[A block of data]
---+---

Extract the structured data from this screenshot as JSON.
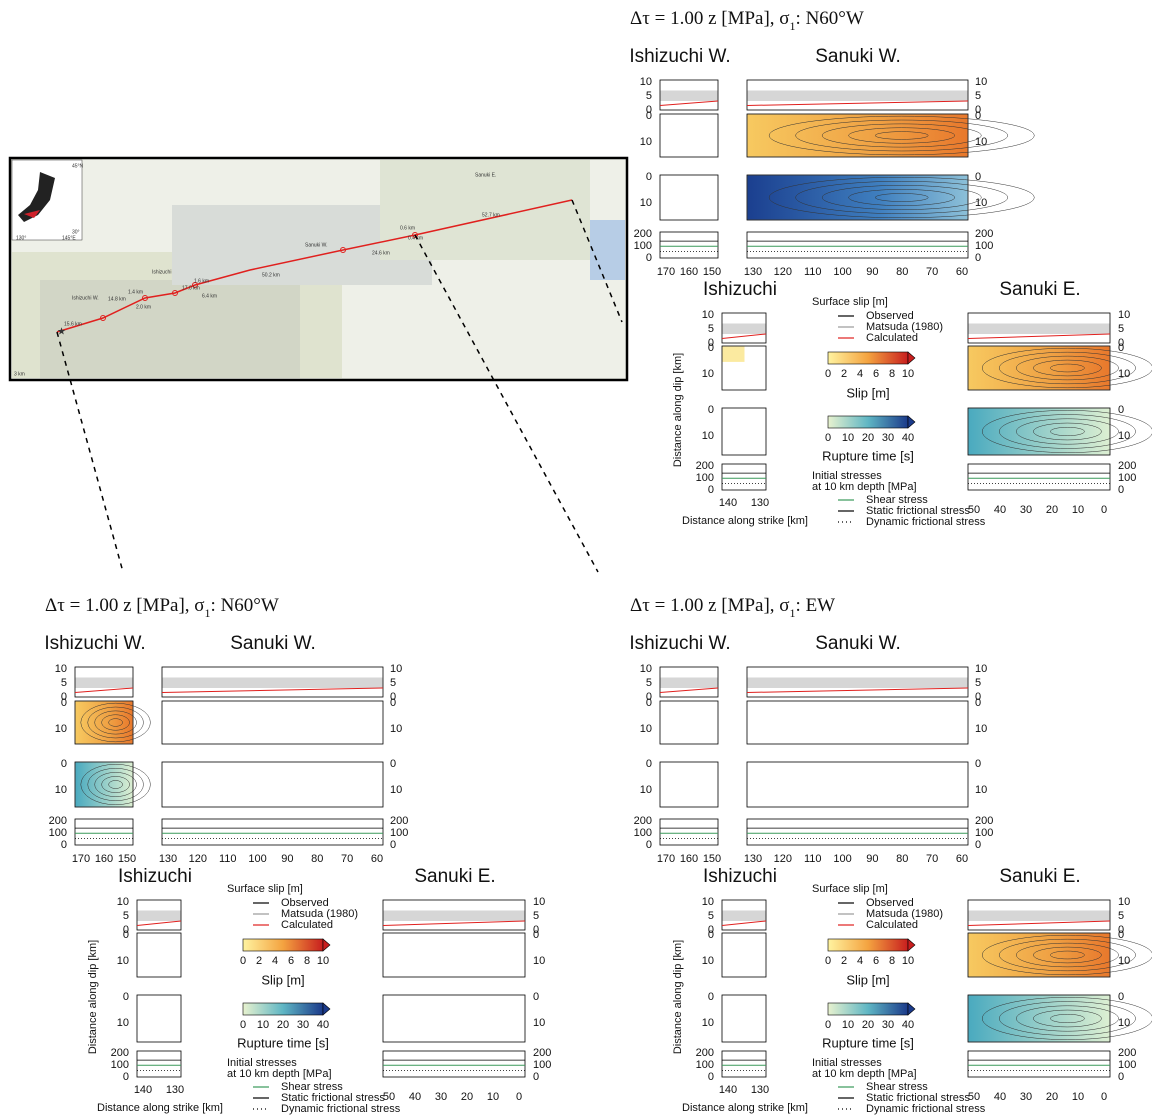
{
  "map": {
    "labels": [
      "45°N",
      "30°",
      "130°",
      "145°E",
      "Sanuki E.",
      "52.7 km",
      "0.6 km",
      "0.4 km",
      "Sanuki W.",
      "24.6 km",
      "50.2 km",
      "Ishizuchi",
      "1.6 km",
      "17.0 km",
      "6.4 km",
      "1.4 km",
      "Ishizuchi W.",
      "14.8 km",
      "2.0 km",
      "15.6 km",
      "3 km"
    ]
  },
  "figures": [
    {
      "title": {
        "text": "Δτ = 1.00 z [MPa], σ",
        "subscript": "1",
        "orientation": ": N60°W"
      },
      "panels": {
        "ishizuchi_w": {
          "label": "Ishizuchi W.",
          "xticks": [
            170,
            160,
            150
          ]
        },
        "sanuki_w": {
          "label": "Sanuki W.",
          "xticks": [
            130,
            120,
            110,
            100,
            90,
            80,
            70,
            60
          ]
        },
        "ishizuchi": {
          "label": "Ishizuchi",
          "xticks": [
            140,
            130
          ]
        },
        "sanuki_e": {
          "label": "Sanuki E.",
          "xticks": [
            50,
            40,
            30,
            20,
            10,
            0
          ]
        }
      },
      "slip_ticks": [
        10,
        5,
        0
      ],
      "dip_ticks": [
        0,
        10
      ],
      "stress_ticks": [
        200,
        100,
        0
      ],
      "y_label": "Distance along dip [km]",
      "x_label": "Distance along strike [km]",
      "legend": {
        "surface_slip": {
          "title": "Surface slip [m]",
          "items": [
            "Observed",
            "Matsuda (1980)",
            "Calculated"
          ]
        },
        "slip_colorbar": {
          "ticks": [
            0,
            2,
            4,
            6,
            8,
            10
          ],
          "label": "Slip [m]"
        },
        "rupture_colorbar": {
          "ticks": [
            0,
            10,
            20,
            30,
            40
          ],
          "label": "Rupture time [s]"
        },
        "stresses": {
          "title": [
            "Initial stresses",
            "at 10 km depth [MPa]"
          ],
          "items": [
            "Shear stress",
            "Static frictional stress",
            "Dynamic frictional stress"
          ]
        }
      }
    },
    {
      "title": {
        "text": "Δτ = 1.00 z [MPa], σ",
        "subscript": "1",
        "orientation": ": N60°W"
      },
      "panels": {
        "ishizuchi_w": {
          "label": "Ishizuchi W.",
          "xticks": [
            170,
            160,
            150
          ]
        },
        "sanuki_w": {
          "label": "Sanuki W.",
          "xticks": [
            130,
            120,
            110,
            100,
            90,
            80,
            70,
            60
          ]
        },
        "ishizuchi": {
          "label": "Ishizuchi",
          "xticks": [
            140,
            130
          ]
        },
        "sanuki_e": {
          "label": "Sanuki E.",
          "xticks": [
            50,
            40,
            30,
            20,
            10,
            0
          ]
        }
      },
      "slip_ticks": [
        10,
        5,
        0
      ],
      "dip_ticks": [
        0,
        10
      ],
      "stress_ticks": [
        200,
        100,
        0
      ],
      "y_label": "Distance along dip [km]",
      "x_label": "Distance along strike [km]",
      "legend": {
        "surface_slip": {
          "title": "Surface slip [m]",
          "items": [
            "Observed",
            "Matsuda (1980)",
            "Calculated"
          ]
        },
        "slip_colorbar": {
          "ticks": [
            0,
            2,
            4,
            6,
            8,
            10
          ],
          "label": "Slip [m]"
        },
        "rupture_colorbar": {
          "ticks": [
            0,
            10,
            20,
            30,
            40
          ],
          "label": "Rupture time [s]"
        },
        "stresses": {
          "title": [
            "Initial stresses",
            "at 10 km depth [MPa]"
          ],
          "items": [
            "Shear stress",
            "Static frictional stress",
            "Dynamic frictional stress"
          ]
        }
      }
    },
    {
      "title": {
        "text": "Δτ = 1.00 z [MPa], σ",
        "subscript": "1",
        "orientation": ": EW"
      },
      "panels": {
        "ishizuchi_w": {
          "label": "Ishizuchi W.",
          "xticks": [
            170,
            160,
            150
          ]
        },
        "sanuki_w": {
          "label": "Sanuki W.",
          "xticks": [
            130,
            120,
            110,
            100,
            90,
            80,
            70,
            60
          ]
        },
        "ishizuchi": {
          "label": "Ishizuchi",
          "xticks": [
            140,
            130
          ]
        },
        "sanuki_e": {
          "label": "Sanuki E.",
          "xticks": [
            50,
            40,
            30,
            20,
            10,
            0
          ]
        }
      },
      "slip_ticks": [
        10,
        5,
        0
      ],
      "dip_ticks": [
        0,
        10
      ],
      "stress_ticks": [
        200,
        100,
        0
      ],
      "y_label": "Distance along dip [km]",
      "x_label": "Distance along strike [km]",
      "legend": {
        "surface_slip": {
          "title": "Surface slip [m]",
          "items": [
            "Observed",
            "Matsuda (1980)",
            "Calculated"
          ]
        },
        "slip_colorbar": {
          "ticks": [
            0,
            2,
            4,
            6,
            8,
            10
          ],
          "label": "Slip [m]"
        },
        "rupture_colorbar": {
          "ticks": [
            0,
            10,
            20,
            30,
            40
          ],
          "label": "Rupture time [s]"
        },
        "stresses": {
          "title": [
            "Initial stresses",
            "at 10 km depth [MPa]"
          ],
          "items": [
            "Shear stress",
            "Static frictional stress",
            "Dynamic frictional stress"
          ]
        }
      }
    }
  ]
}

---+---

**Exercise description**
From the listing above, print every entry precisely and drop the pictures.

**Result of the task**
Extract the structured data from this screenshot as JSON.
{
  "map": {
    "labels": [
      "45°N",
      "30°",
      "130°",
      "145°E",
      "Sanuki E.",
      "52.7 km",
      "0.6 km",
      "0.4 km",
      "Sanuki W.",
      "24.6 km",
      "50.2 km",
      "Ishizuchi",
      "1.6 km",
      "17.0 km",
      "6.4 km",
      "1.4 km",
      "Ishizuchi W.",
      "14.8 km",
      "2.0 km",
      "15.6 km",
      "3 km"
    ]
  },
  "figures": [
    {
      "title": {
        "text": "Δτ = 1.00 z [MPa], σ",
        "subscript": "1",
        "orientation": ": N60°W"
      },
      "panels": {
        "ishizuchi_w": {
          "label": "Ishizuchi W.",
          "xticks": [
            170,
            160,
            150
          ]
        },
        "sanuki_w": {
          "label": "Sanuki W.",
          "xticks": [
            130,
            120,
            110,
            100,
            90,
            80,
            70,
            60
          ]
        },
        "ishizuchi": {
          "label": "Ishizuchi",
          "xticks": [
            140,
            130
          ]
        },
        "sanuki_e": {
          "label": "Sanuki E.",
          "xticks": [
            50,
            40,
            30,
            20,
            10,
            0
          ]
        }
      },
      "slip_ticks": [
        10,
        5,
        0
      ],
      "dip_ticks": [
        0,
        10
      ],
      "stress_ticks": [
        200,
        100,
        0
      ],
      "y_label": "Distance along dip [km]",
      "x_label": "Distance along strike [km]",
      "legend": {
        "surface_slip": {
          "title": "Surface slip [m]",
          "items": [
            "Observed",
            "Matsuda (1980)",
            "Calculated"
          ]
        },
        "slip_colorbar": {
          "ticks": [
            0,
            2,
            4,
            6,
            8,
            10
          ],
          "label": "Slip [m]"
        },
        "rupture_colorbar": {
          "ticks": [
            0,
            10,
            20,
            30,
            40
          ],
          "label": "Rupture time [s]"
        },
        "stresses": {
          "title": [
            "Initial stresses",
            "at 10 km depth [MPa]"
          ],
          "items": [
            "Shear stress",
            "Static frictional stress",
            "Dynamic frictional stress"
          ]
        }
      }
    },
    {
      "title": {
        "text": "Δτ = 1.00 z [MPa], σ",
        "subscript": "1",
        "orientation": ": N60°W"
      },
      "panels": {
        "ishizuchi_w": {
          "label": "Ishizuchi W.",
          "xticks": [
            170,
            160,
            150
          ]
        },
        "sanuki_w": {
          "label": "Sanuki W.",
          "xticks": [
            130,
            120,
            110,
            100,
            90,
            80,
            70,
            60
          ]
        },
        "ishizuchi": {
          "label": "Ishizuchi",
          "xticks": [
            140,
            130
          ]
        },
        "sanuki_e": {
          "label": "Sanuki E.",
          "xticks": [
            50,
            40,
            30,
            20,
            10,
            0
          ]
        }
      },
      "slip_ticks": [
        10,
        5,
        0
      ],
      "dip_ticks": [
        0,
        10
      ],
      "stress_ticks": [
        200,
        100,
        0
      ],
      "y_label": "Distance along dip [km]",
      "x_label": "Distance along strike [km]",
      "legend": {
        "surface_slip": {
          "title": "Surface slip [m]",
          "items": [
            "Observed",
            "Matsuda (1980)",
            "Calculated"
          ]
        },
        "slip_colorbar": {
          "ticks": [
            0,
            2,
            4,
            6,
            8,
            10
          ],
          "label": "Slip [m]"
        },
        "rupture_colorbar": {
          "ticks": [
            0,
            10,
            20,
            30,
            40
          ],
          "label": "Rupture time [s]"
        },
        "stresses": {
          "title": [
            "Initial stresses",
            "at 10 km depth [MPa]"
          ],
          "items": [
            "Shear stress",
            "Static frictional stress",
            "Dynamic frictional stress"
          ]
        }
      }
    },
    {
      "title": {
        "text": "Δτ = 1.00 z [MPa], σ",
        "subscript": "1",
        "orientation": ": EW"
      },
      "panels": {
        "ishizuchi_w": {
          "label": "Ishizuchi W.",
          "xticks": [
            170,
            160,
            150
          ]
        },
        "sanuki_w": {
          "label": "Sanuki W.",
          "xticks": [
            130,
            120,
            110,
            100,
            90,
            80,
            70,
            60
          ]
        },
        "ishizuchi": {
          "label": "Ishizuchi",
          "xticks": [
            140,
            130
          ]
        },
        "sanuki_e": {
          "label": "Sanuki E.",
          "xticks": [
            50,
            40,
            30,
            20,
            10,
            0
          ]
        }
      },
      "slip_ticks": [
        10,
        5,
        0
      ],
      "dip_ticks": [
        0,
        10
      ],
      "stress_ticks": [
        200,
        100,
        0
      ],
      "y_label": "Distance along dip [km]",
      "x_label": "Distance along strike [km]",
      "legend": {
        "surface_slip": {
          "title": "Surface slip [m]",
          "items": [
            "Observed",
            "Matsuda (1980)",
            "Calculated"
          ]
        },
        "slip_colorbar": {
          "ticks": [
            0,
            2,
            4,
            6,
            8,
            10
          ],
          "label": "Slip [m]"
        },
        "rupture_colorbar": {
          "ticks": [
            0,
            10,
            20,
            30,
            40
          ],
          "label": "Rupture time [s]"
        },
        "stresses": {
          "title": [
            "Initial stresses",
            "at 10 km depth [MPa]"
          ],
          "items": [
            "Shear stress",
            "Static frictional stress",
            "Dynamic frictional stress"
          ]
        }
      }
    }
  ]
}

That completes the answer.